-- Begin --
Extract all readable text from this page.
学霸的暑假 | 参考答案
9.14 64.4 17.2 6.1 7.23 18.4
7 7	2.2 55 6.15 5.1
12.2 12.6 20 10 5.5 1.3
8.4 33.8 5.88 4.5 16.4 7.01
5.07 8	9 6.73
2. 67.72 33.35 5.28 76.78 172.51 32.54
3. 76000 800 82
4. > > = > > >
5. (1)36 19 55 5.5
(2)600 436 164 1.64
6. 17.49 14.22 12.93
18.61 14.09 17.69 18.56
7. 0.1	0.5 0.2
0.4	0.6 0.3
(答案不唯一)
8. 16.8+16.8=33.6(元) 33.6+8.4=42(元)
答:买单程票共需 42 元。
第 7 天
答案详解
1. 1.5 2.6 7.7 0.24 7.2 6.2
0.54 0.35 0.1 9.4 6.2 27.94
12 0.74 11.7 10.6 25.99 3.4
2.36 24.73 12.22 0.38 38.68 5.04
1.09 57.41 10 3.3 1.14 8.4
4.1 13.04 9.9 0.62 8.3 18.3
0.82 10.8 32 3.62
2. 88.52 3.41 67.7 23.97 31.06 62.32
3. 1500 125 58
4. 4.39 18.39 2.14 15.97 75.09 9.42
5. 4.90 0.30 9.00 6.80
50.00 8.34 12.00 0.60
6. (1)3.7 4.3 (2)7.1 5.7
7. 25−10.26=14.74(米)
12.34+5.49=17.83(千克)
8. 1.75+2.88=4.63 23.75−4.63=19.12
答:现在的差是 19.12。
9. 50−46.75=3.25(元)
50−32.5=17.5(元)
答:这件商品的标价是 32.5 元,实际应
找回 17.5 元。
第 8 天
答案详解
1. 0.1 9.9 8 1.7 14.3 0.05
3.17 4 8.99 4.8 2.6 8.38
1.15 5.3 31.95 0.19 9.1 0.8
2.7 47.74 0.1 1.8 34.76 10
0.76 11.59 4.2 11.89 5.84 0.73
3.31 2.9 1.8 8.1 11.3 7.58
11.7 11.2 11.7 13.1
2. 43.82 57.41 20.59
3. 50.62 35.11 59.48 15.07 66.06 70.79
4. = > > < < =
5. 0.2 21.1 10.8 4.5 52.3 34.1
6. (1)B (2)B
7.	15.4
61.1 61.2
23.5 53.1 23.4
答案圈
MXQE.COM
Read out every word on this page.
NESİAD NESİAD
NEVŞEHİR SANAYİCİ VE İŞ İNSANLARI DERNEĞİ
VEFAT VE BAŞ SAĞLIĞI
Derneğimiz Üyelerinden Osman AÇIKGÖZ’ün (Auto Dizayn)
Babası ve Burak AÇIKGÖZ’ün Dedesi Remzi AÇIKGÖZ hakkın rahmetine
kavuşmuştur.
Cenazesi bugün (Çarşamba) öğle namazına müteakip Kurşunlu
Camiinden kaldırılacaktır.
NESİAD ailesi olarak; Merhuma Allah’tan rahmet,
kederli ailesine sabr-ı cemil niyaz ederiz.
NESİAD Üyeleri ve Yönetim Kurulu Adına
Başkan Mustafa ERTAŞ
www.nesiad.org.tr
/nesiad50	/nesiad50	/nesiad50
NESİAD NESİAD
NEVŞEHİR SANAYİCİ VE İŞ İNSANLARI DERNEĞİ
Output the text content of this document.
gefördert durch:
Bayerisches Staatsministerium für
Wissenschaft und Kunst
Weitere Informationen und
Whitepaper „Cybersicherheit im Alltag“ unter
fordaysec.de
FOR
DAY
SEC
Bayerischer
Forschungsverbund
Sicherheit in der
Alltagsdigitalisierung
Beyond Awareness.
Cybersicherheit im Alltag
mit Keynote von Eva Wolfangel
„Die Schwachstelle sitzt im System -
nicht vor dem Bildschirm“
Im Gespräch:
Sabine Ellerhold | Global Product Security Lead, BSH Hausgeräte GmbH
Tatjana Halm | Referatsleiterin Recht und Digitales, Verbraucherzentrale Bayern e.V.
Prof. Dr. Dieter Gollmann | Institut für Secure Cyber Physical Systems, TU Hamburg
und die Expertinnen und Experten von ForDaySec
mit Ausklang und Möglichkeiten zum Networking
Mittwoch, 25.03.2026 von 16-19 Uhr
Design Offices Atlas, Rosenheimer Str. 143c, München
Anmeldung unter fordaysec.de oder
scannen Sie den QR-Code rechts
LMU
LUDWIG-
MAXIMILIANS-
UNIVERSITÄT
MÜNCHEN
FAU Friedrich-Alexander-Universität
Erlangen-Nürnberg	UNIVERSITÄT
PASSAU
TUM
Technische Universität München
-- End --
Set problem >> Where a line holds "AÇIKGÖZ", copy it out.

Reply to the exercise >>
Derneğimiz Üyelerinden Osman AÇIKGÖZ’ün (Auto Dizayn)
Babası ve Burak AÇIKGÖZ’ün Dedesi Remzi AÇIKGÖZ hakkın rahmetine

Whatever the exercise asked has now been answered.